=== MATERIALS PROVIDED ===

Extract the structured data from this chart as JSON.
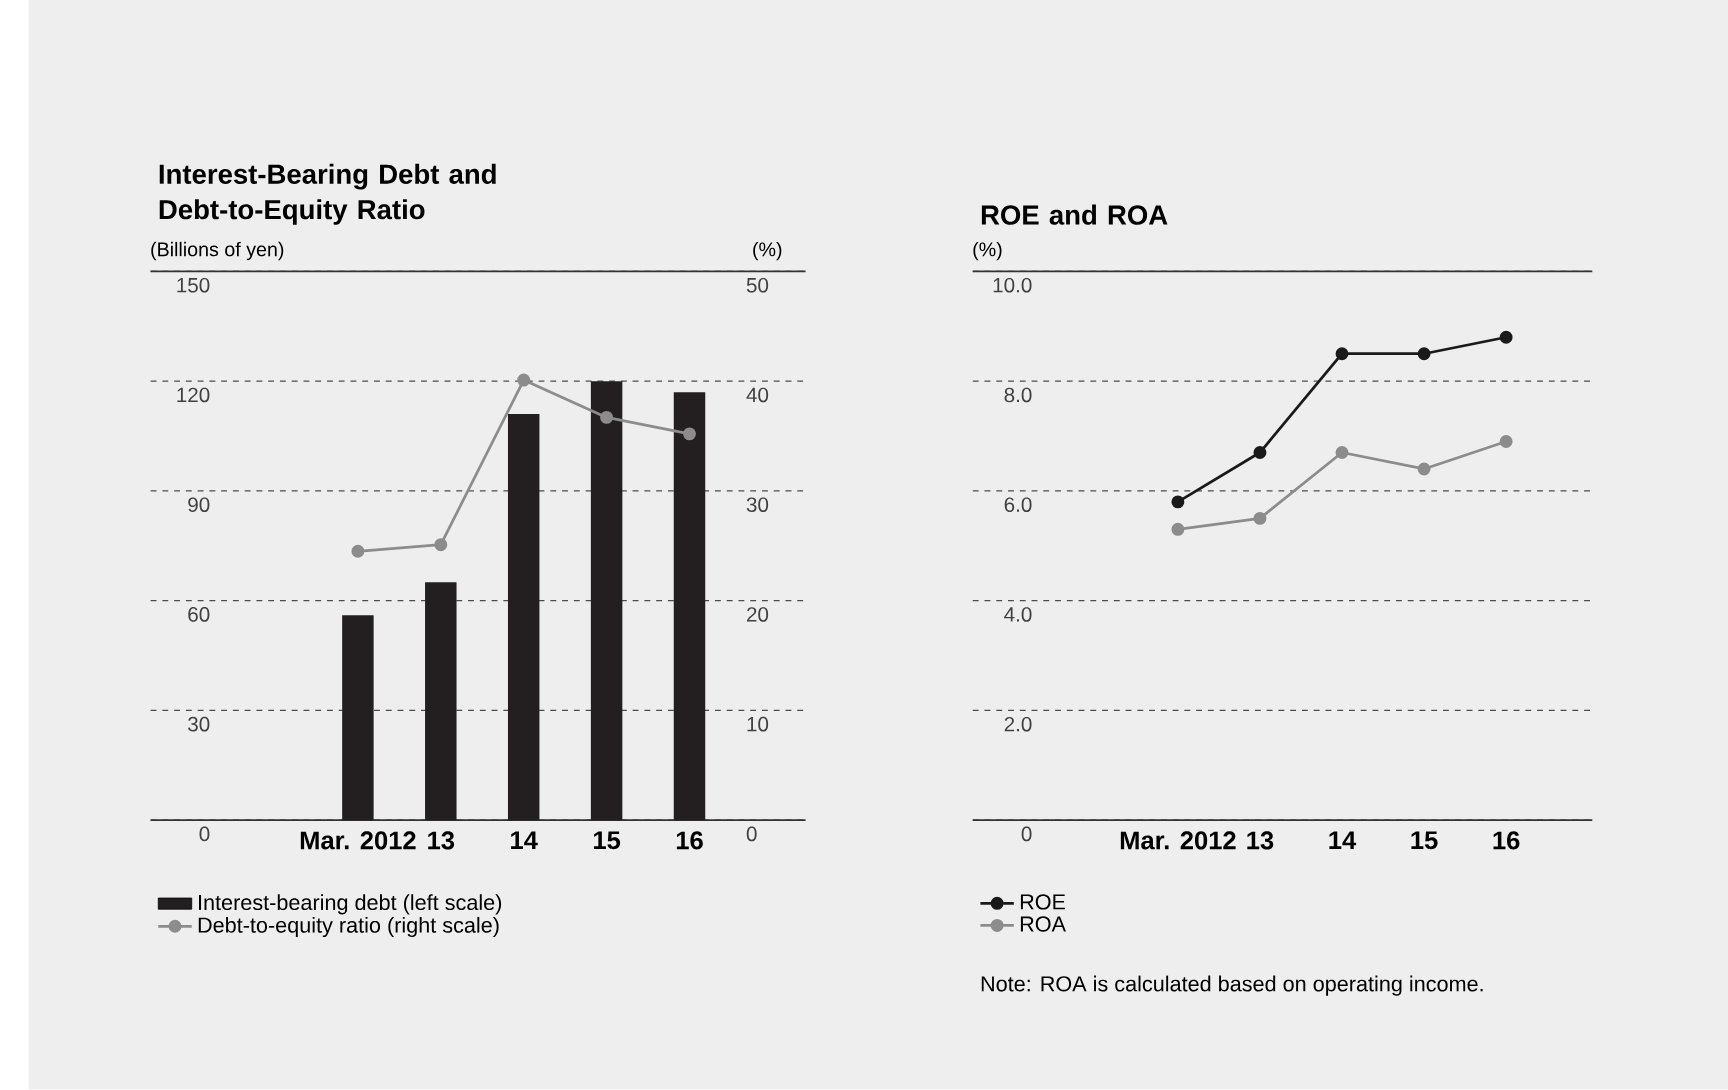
{
  "chart_data": [
    {
      "type": "bar",
      "title": "Interest-Bearing Debt and Debt-to-Equity Ratio",
      "ylabel": "(Billions of yen)",
      "y2label": "(%)",
      "categories": [
        "Mar. 2012",
        "13",
        "14",
        "15",
        "16"
      ],
      "series": [
        {
          "name": "Interest-bearing debt (left scale)",
          "type": "bar",
          "color": "#231f20",
          "values": [
            56,
            65,
            111,
            120,
            117
          ]
        },
        {
          "name": "Debt-to-equity ratio (right scale)",
          "type": "line",
          "axis": "y2",
          "color": "#8c8c8c",
          "values": [
            24.5,
            25.1,
            40.1,
            36.7,
            35.2
          ]
        }
      ],
      "ylim": [
        0,
        150
      ],
      "yticks": [
        0,
        30,
        60,
        90,
        120,
        150
      ],
      "y2lim": [
        0,
        50
      ],
      "y2ticks": [
        0,
        10,
        20,
        30,
        40,
        50
      ],
      "grid": "y",
      "legend": "bottom left",
      "marker": "circle"
    },
    {
      "type": "line",
      "title": "ROE and ROA",
      "ylabel": "(%)",
      "categories": [
        "Mar. 2012",
        "13",
        "14",
        "15",
        "16"
      ],
      "series": [
        {
          "name": "ROE",
          "color": "#1a1a1a",
          "values": [
            5.8,
            6.7,
            8.5,
            8.5,
            8.8
          ]
        },
        {
          "name": "ROA",
          "color": "#8c8c8c",
          "values": [
            5.3,
            5.5,
            6.7,
            6.4,
            6.9
          ]
        }
      ],
      "ylim": [
        0,
        10
      ],
      "yticks": [
        0,
        {
          "value": 2,
          "label": "2.0"
        },
        {
          "value": 4,
          "label": "4.0"
        },
        {
          "value": 6,
          "label": "6.0"
        },
        {
          "value": 8,
          "label": "8.0"
        },
        {
          "value": 10,
          "label": "10.0"
        }
      ],
      "grid": "y",
      "legend": "bottom left",
      "marker": "circle",
      "annotations": [
        "Note: ROA is calculated based on operating income."
      ]
    }
  ]
}
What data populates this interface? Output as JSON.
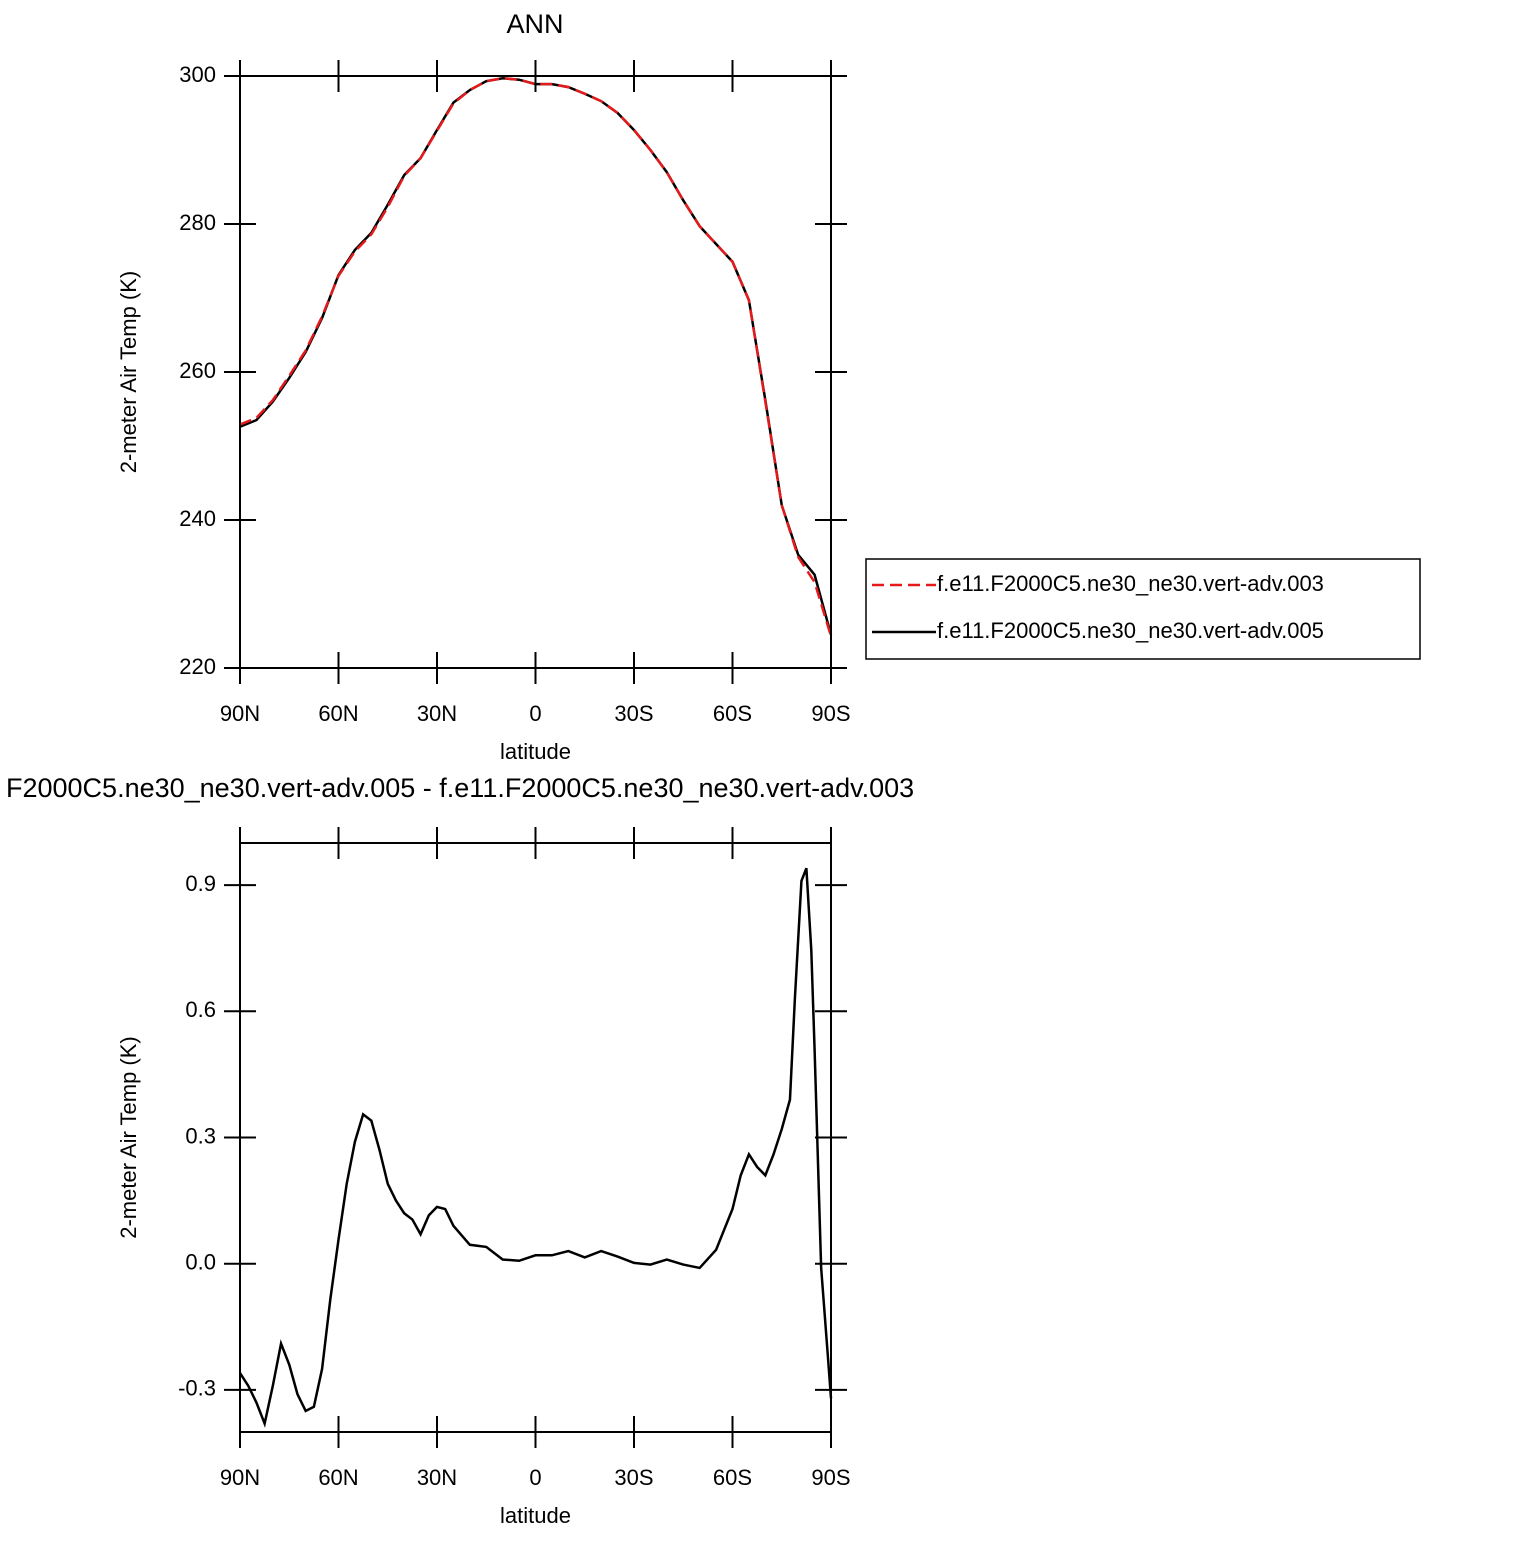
{
  "chart_data": [
    {
      "type": "line",
      "title": "ANN",
      "xlabel": "latitude",
      "ylabel": "2-meter Air Temp (K)",
      "x": [
        90,
        85,
        80,
        75,
        70,
        65,
        60,
        55,
        50,
        45,
        40,
        35,
        30,
        25,
        20,
        15,
        10,
        5,
        0,
        -5,
        -10,
        -15,
        -20,
        -25,
        -30,
        -35,
        -40,
        -45,
        -50,
        -55,
        -60,
        -65,
        -70,
        -75,
        -80,
        -85,
        -90
      ],
      "series": [
        {
          "name": "f.e11.F2000C5.ne30_ne30.vert-adv.003",
          "color": "#e41a1c",
          "line_style": "dashed",
          "values": [
            252.9,
            253.8,
            256.2,
            259.5,
            262.9,
            267.5,
            273.0,
            276.3,
            278.6,
            282.3,
            286.5,
            288.9,
            292.6,
            296.3,
            298.1,
            299.3,
            299.7,
            299.5,
            298.9,
            298.9,
            298.5,
            297.6,
            296.6,
            295.0,
            292.7,
            290.0,
            287.0,
            283.2,
            279.7,
            277.3,
            274.9,
            269.7,
            256.0,
            242.0,
            235.0,
            231.6,
            224.3
          ]
        },
        {
          "name": "f.e11.F2000C5.ne30_ne30.vert-adv.005",
          "color": "#000000",
          "line_style": "solid",
          "values": [
            252.6,
            253.5,
            256.0,
            259.2,
            262.7,
            267.3,
            273.1,
            276.5,
            278.8,
            282.6,
            286.6,
            288.9,
            292.7,
            296.4,
            298.1,
            299.3,
            299.7,
            299.5,
            298.9,
            298.9,
            298.5,
            297.6,
            296.6,
            295.0,
            292.7,
            290.0,
            287.0,
            283.2,
            279.7,
            277.3,
            274.9,
            269.7,
            256.2,
            242.0,
            235.3,
            232.6,
            224.5
          ]
        }
      ],
      "xlim": [
        90,
        -90
      ],
      "xticks": [
        {
          "value": 90,
          "label": "90N"
        },
        {
          "value": 60,
          "label": "60N"
        },
        {
          "value": 30,
          "label": "30N"
        },
        0,
        {
          "value": -30,
          "label": "30S"
        },
        {
          "value": -60,
          "label": "60S"
        },
        {
          "value": -90,
          "label": "90S"
        }
      ],
      "ylim": [
        220,
        300
      ],
      "yticks": [
        220,
        240,
        260,
        280,
        300
      ],
      "legend": "right"
    },
    {
      "type": "line",
      "title": "F2000C5.ne30_ne30.vert-adv.005 - f.e11.F2000C5.ne30_ne30.vert-adv.003",
      "xlabel": "latitude",
      "ylabel": "2-meter Air Temp (K)",
      "x": [
        90,
        87.5,
        85,
        82.5,
        80,
        77.5,
        75,
        72.5,
        70,
        67.5,
        65,
        62.5,
        60,
        57.5,
        55,
        52.5,
        50,
        47.5,
        45,
        42.5,
        40,
        37.5,
        35,
        32.5,
        30,
        27.5,
        25,
        20,
        15,
        10,
        5,
        0,
        -5,
        -10,
        -15,
        -20,
        -25,
        -30,
        -35,
        -40,
        -45,
        -50,
        -55,
        -60,
        -62.5,
        -65,
        -67.5,
        -70,
        -72.5,
        -75,
        -77.5,
        -79,
        -81,
        -82.5,
        -84,
        -85,
        -87,
        -89,
        -90
      ],
      "series": [
        {
          "color": "#000000",
          "line_style": "solid",
          "values": [
            -0.26,
            -0.29,
            -0.33,
            -0.38,
            -0.29,
            -0.19,
            -0.24,
            -0.31,
            -0.35,
            -0.34,
            -0.25,
            -0.085,
            0.057,
            0.19,
            0.29,
            0.355,
            0.34,
            0.27,
            0.19,
            0.15,
            0.12,
            0.105,
            0.07,
            0.115,
            0.135,
            0.13,
            0.09,
            0.045,
            0.04,
            0.01,
            0.007,
            0.02,
            0.02,
            0.03,
            0.015,
            0.03,
            0.017,
            0.002,
            -0.002,
            0.01,
            -0.002,
            -0.01,
            0.033,
            0.13,
            0.21,
            0.26,
            0.23,
            0.21,
            0.26,
            0.32,
            0.39,
            0.63,
            0.91,
            0.94,
            0.745,
            0.51,
            -0.01,
            -0.215,
            -0.32
          ]
        }
      ],
      "xlim": [
        90,
        -90
      ],
      "xticks": [
        {
          "value": 90,
          "label": "90N"
        },
        {
          "value": 60,
          "label": "60N"
        },
        {
          "value": 30,
          "label": "30N"
        },
        0,
        {
          "value": -30,
          "label": "30S"
        },
        {
          "value": -60,
          "label": "60S"
        },
        {
          "value": -90,
          "label": "90S"
        }
      ],
      "ylim": [
        -0.4,
        1.0
      ],
      "yticks": [
        -0.3,
        {
          "value": 0,
          "label": "0.0"
        },
        0.3,
        0.6,
        0.9
      ]
    }
  ]
}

===

> _WORK INSTRUCTIONS_:
Omitting all images, print the listing exactly.

> _SOLVED EXERCISE_:
Extract the structured data from this chart as JSON.
{
  "chart_data": [
    {
      "type": "bar",
      "title": "Interest-Bearing Debt and Debt-to-Equity Ratio",
      "ylabel": "(Billions of yen)",
      "y2label": "(%)",
      "categories": [
        "Mar. 2012",
        "13",
        "14",
        "15",
        "16"
      ],
      "series": [
        {
          "name": "Interest-bearing debt (left scale)",
          "type": "bar",
          "color": "#231f20",
          "values": [
            56,
            65,
            111,
            120,
            117
          ]
        },
        {
          "name": "Debt-to-equity ratio (right scale)",
          "type": "line",
          "axis": "y2",
          "color": "#8c8c8c",
          "values": [
            24.5,
            25.1,
            40.1,
            36.7,
            35.2
          ]
        }
      ],
      "ylim": [
        0,
        150
      ],
      "yticks": [
        0,
        30,
        60,
        90,
        120,
        150
      ],
      "y2lim": [
        0,
        50
      ],
      "y2ticks": [
        0,
        10,
        20,
        30,
        40,
        50
      ],
      "grid": "y",
      "legend": "bottom left",
      "marker": "circle"
    },
    {
      "type": "line",
      "title": "ROE and ROA",
      "ylabel": "(%)",
      "categories": [
        "Mar. 2012",
        "13",
        "14",
        "15",
        "16"
      ],
      "series": [
        {
          "name": "ROE",
          "color": "#1a1a1a",
          "values": [
            5.8,
            6.7,
            8.5,
            8.5,
            8.8
          ]
        },
        {
          "name": "ROA",
          "color": "#8c8c8c",
          "values": [
            5.3,
            5.5,
            6.7,
            6.4,
            6.9
          ]
        }
      ],
      "ylim": [
        0,
        10
      ],
      "yticks": [
        0,
        {
          "value": 2,
          "label": "2.0"
        },
        {
          "value": 4,
          "label": "4.0"
        },
        {
          "value": 6,
          "label": "6.0"
        },
        {
          "value": 8,
          "label": "8.0"
        },
        {
          "value": 10,
          "label": "10.0"
        }
      ],
      "grid": "y",
      "legend": "bottom left",
      "marker": "circle",
      "annotations": [
        "Note: ROA is calculated based on operating income."
      ]
    }
  ]
}
What data populates this interface? Output as JSON.
{
  "chart_data": [
    {
      "type": "line",
      "title": "ANN",
      "xlabel": "latitude",
      "ylabel": "2-meter Air Temp (K)",
      "x": [
        90,
        85,
        80,
        75,
        70,
        65,
        60,
        55,
        50,
        45,
        40,
        35,
        30,
        25,
        20,
        15,
        10,
        5,
        0,
        -5,
        -10,
        -15,
        -20,
        -25,
        -30,
        -35,
        -40,
        -45,
        -50,
        -55,
        -60,
        -65,
        -70,
        -75,
        -80,
        -85,
        -90
      ],
      "series": [
        {
          "name": "f.e11.F2000C5.ne30_ne30.vert-adv.003",
          "color": "#e41a1c",
          "line_style": "dashed",
          "values": [
            252.9,
            253.8,
            256.2,
            259.5,
            262.9,
            267.5,
            273.0,
            276.3,
            278.6,
            282.3,
            286.5,
            288.9,
            292.6,
            296.3,
            298.1,
            299.3,
            299.7,
            299.5,
            298.9,
            298.9,
            298.5,
            297.6,
            296.6,
            295.0,
            292.7,
            290.0,
            287.0,
            283.2,
            279.7,
            277.3,
            274.9,
            269.7,
            256.0,
            242.0,
            235.0,
            231.6,
            224.3
          ]
        },
        {
          "name": "f.e11.F2000C5.ne30_ne30.vert-adv.005",
          "color": "#000000",
          "line_style": "solid",
          "values": [
            252.6,
            253.5,
            256.0,
            259.2,
            262.7,
            267.3,
            273.1,
            276.5,
            278.8,
            282.6,
            286.6,
            288.9,
            292.7,
            296.4,
            298.1,
            299.3,
            299.7,
            299.5,
            298.9,
            298.9,
            298.5,
            297.6,
            296.6,
            295.0,
            292.7,
            290.0,
            287.0,
            283.2,
            279.7,
            277.3,
            274.9,
            269.7,
            256.2,
            242.0,
            235.3,
            232.6,
            224.5
          ]
        }
      ],
      "xlim": [
        90,
        -90
      ],
      "xticks": [
        {
          "value": 90,
          "label": "90N"
        },
        {
          "value": 60,
          "label": "60N"
        },
        {
          "value": 30,
          "label": "30N"
        },
        0,
        {
          "value": -30,
          "label": "30S"
        },
        {
          "value": -60,
          "label": "60S"
        },
        {
          "value": -90,
          "label": "90S"
        }
      ],
      "ylim": [
        220,
        300
      ],
      "yticks": [
        220,
        240,
        260,
        280,
        300
      ],
      "legend": "right"
    },
    {
      "type": "line",
      "title": "F2000C5.ne30_ne30.vert-adv.005 - f.e11.F2000C5.ne30_ne30.vert-adv.003",
      "xlabel": "latitude",
      "ylabel": "2-meter Air Temp (K)",
      "x": [
        90,
        87.5,
        85,
        82.5,
        80,
        77.5,
        75,
        72.5,
        70,
        67.5,
        65,
        62.5,
        60,
        57.5,
        55,
        52.5,
        50,
        47.5,
        45,
        42.5,
        40,
        37.5,
        35,
        32.5,
        30,
        27.5,
        25,
        20,
        15,
        10,
        5,
        0,
        -5,
        -10,
        -15,
        -20,
        -25,
        -30,
        -35,
        -40,
        -45,
        -50,
        -55,
        -60,
        -62.5,
        -65,
        -67.5,
        -70,
        -72.5,
        -75,
        -77.5,
        -79,
        -81,
        -82.5,
        -84,
        -85,
        -87,
        -89,
        -90
      ],
      "series": [
        {
          "color": "#000000",
          "line_style": "solid",
          "values": [
            -0.26,
            -0.29,
            -0.33,
            -0.38,
            -0.29,
            -0.19,
            -0.24,
            -0.31,
            -0.35,
            -0.34,
            -0.25,
            -0.085,
            0.057,
            0.19,
            0.29,
            0.355,
            0.34,
            0.27,
            0.19,
            0.15,
            0.12,
            0.105,
            0.07,
            0.115,
            0.135,
            0.13,
            0.09,
            0.045,
            0.04,
            0.01,
            0.007,
            0.02,
            0.02,
            0.03,
            0.015,
            0.03,
            0.017,
            0.002,
            -0.002,
            0.01,
            -0.002,
            -0.01,
            0.033,
            0.13,
            0.21,
            0.26,
            0.23,
            0.21,
            0.26,
            0.32,
            0.39,
            0.63,
            0.91,
            0.94,
            0.745,
            0.51,
            -0.01,
            -0.215,
            -0.32
          ]
        }
      ],
      "xlim": [
        90,
        -90
      ],
      "xticks": [
        {
          "value": 90,
          "label": "90N"
        },
        {
          "value": 60,
          "label": "60N"
        },
        {
          "value": 30,
          "label": "30N"
        },
        0,
        {
          "value": -30,
          "label": "30S"
        },
        {
          "value": -60,
          "label": "60S"
        },
        {
          "value": -90,
          "label": "90S"
        }
      ],
      "ylim": [
        -0.4,
        1.0
      ],
      "yticks": [
        -0.3,
        {
          "value": 0,
          "label": "0.0"
        },
        0.3,
        0.6,
        0.9
      ]
    }
  ]
}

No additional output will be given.